▶ What is needed: Please write the listing below out again exactly, leaving every picture behind.

Some records
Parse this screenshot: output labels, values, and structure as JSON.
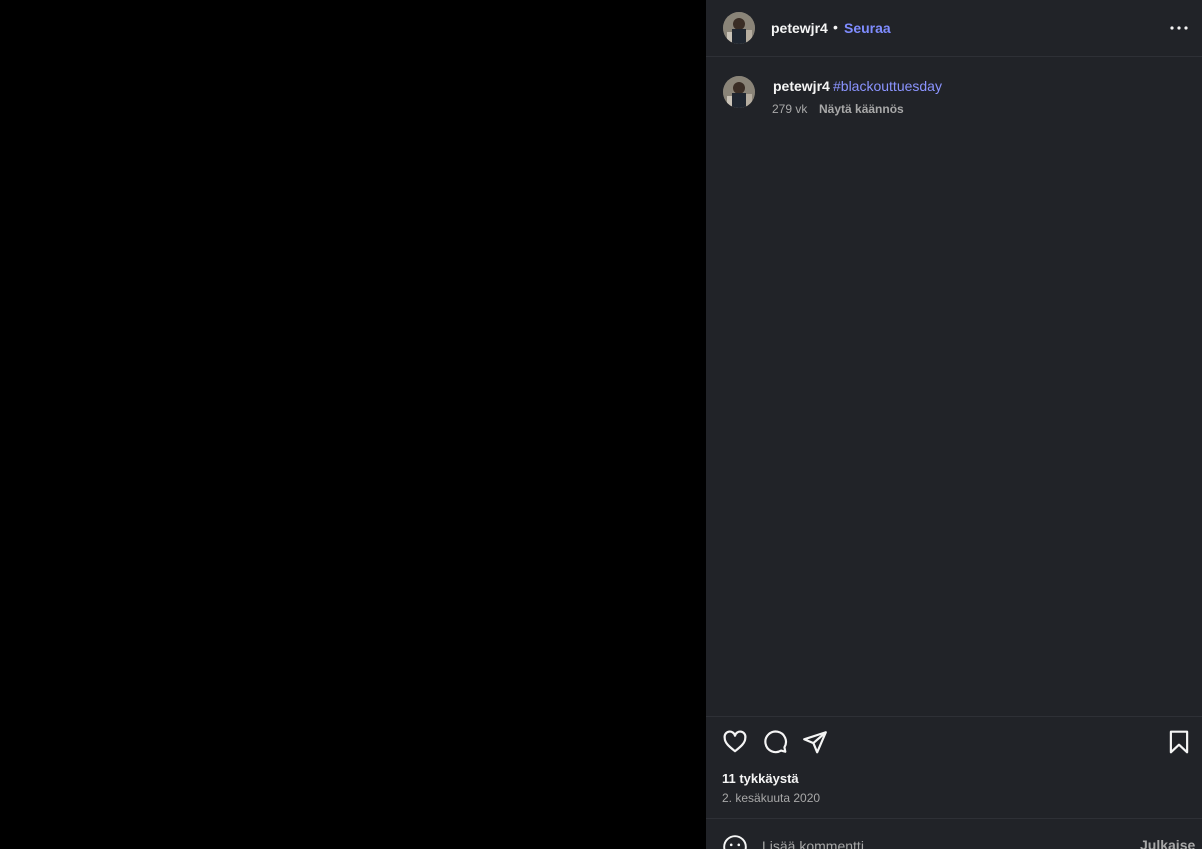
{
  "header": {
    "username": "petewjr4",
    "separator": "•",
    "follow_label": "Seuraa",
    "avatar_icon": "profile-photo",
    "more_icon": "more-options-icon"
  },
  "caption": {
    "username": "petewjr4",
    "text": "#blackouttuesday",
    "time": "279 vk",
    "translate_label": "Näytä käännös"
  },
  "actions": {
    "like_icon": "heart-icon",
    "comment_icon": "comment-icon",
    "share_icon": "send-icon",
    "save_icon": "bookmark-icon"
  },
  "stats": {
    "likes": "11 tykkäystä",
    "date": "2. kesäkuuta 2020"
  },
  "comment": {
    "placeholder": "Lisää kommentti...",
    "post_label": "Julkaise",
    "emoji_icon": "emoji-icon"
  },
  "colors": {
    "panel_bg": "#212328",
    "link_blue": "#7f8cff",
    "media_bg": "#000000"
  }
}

▶ Response to this task:
Parse this screenshot: output labels, values, and structure as JSON.
{
  "header": {
    "username": "petewjr4",
    "separator": "•",
    "follow_label": "Seuraa",
    "avatar_icon": "profile-photo",
    "more_icon": "more-options-icon"
  },
  "caption": {
    "username": "petewjr4",
    "text": "#blackouttuesday",
    "time": "279 vk",
    "translate_label": "Näytä käännös"
  },
  "actions": {
    "like_icon": "heart-icon",
    "comment_icon": "comment-icon",
    "share_icon": "send-icon",
    "save_icon": "bookmark-icon"
  },
  "stats": {
    "likes": "11 tykkäystä",
    "date": "2. kesäkuuta 2020"
  },
  "comment": {
    "placeholder": "Lisää kommentti...",
    "post_label": "Julkaise",
    "emoji_icon": "emoji-icon"
  },
  "colors": {
    "panel_bg": "#212328",
    "link_blue": "#7f8cff",
    "media_bg": "#000000"
  }
}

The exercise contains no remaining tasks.